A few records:

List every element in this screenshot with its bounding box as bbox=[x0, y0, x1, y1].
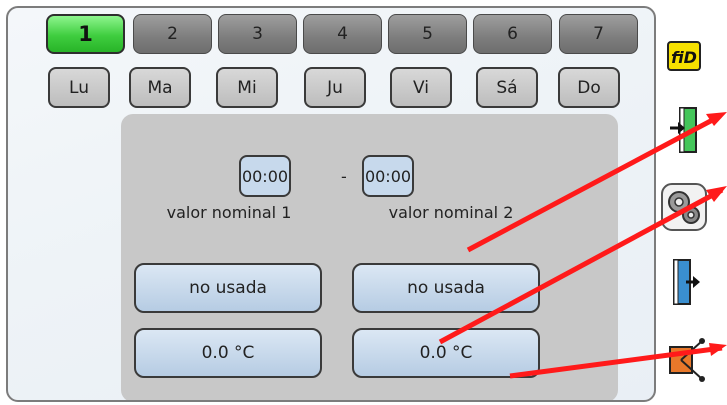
setpoint-1-label: valor nominal 1 bbox=[166, 204, 292, 222]
program-button-7[interactable]: 7 bbox=[559, 14, 638, 54]
program-button-5[interactable]: 5 bbox=[388, 14, 467, 54]
device-screen: 1 2 3 4 5 6 7 Lu Ma Mi Ju Vi Sá Do 00:00… bbox=[6, 6, 656, 402]
start-time-field[interactable]: 00:00 bbox=[239, 155, 291, 197]
logout-icon[interactable] bbox=[668, 256, 702, 308]
fid-icon[interactable]: fiD bbox=[664, 38, 704, 74]
setpoint-2-label: valor nominal 2 bbox=[388, 204, 514, 222]
program-button-4[interactable]: 4 bbox=[303, 14, 382, 54]
program-button-6[interactable]: 6 bbox=[473, 14, 552, 54]
day-button-fri[interactable]: Vi bbox=[390, 67, 452, 108]
setpoint-2-value-button[interactable]: 0.0 °C bbox=[352, 328, 540, 378]
program-button-3[interactable]: 3 bbox=[218, 14, 297, 54]
day-button-thu[interactable]: Ju bbox=[304, 67, 366, 108]
settings-gear-icon[interactable] bbox=[659, 181, 709, 233]
program-button-1[interactable]: 1 bbox=[46, 14, 125, 54]
setpoint-1-value-button[interactable]: 0.0 °C bbox=[134, 328, 322, 378]
setpoint-1-mode-button[interactable]: no usada bbox=[134, 263, 322, 313]
day-button-mon[interactable]: Lu bbox=[48, 67, 110, 108]
day-button-sun[interactable]: Do bbox=[558, 67, 620, 108]
end-time-field[interactable]: 00:00 bbox=[362, 155, 414, 197]
setpoint-2-mode-button[interactable]: no usada bbox=[352, 263, 540, 313]
login-icon[interactable] bbox=[668, 104, 702, 156]
day-button-wed[interactable]: Mi bbox=[216, 67, 278, 108]
fid-label: fiD bbox=[671, 48, 697, 67]
day-button-sat[interactable]: Sá bbox=[476, 67, 538, 108]
time-separator: - bbox=[341, 167, 347, 186]
network-node-icon[interactable] bbox=[664, 335, 708, 385]
program-button-2[interactable]: 2 bbox=[133, 14, 212, 54]
day-button-tue[interactable]: Ma bbox=[129, 67, 191, 108]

§ **Goal**
Retype every line of all the items above word for word, omitting the pictures from your answer.

§ **Output of the task**
List every element in this screenshot with its bounding box as bbox=[x0, y0, x1, y1].
setpoint-1-label: valor nominal 1 bbox=[166, 204, 292, 222]
program-button-7[interactable]: 7 bbox=[559, 14, 638, 54]
program-button-5[interactable]: 5 bbox=[388, 14, 467, 54]
device-screen: 1 2 3 4 5 6 7 Lu Ma Mi Ju Vi Sá Do 00:00… bbox=[6, 6, 656, 402]
start-time-field[interactable]: 00:00 bbox=[239, 155, 291, 197]
logout-icon[interactable] bbox=[668, 256, 702, 308]
fid-icon[interactable]: fiD bbox=[664, 38, 704, 74]
setpoint-2-label: valor nominal 2 bbox=[388, 204, 514, 222]
program-button-4[interactable]: 4 bbox=[303, 14, 382, 54]
program-button-6[interactable]: 6 bbox=[473, 14, 552, 54]
day-button-fri[interactable]: Vi bbox=[390, 67, 452, 108]
setpoint-2-value-button[interactable]: 0.0 °C bbox=[352, 328, 540, 378]
program-button-3[interactable]: 3 bbox=[218, 14, 297, 54]
day-button-thu[interactable]: Ju bbox=[304, 67, 366, 108]
settings-gear-icon[interactable] bbox=[659, 181, 709, 233]
program-button-1[interactable]: 1 bbox=[46, 14, 125, 54]
setpoint-1-value-button[interactable]: 0.0 °C bbox=[134, 328, 322, 378]
setpoint-1-mode-button[interactable]: no usada bbox=[134, 263, 322, 313]
day-button-mon[interactable]: Lu bbox=[48, 67, 110, 108]
day-button-sun[interactable]: Do bbox=[558, 67, 620, 108]
end-time-field[interactable]: 00:00 bbox=[362, 155, 414, 197]
setpoint-2-mode-button[interactable]: no usada bbox=[352, 263, 540, 313]
login-icon[interactable] bbox=[668, 104, 702, 156]
day-button-wed[interactable]: Mi bbox=[216, 67, 278, 108]
fid-label: fiD bbox=[671, 48, 697, 67]
day-button-sat[interactable]: Sá bbox=[476, 67, 538, 108]
time-separator: - bbox=[341, 167, 347, 186]
network-node-icon[interactable] bbox=[664, 335, 708, 385]
program-button-2[interactable]: 2 bbox=[133, 14, 212, 54]
day-button-tue[interactable]: Ma bbox=[129, 67, 191, 108]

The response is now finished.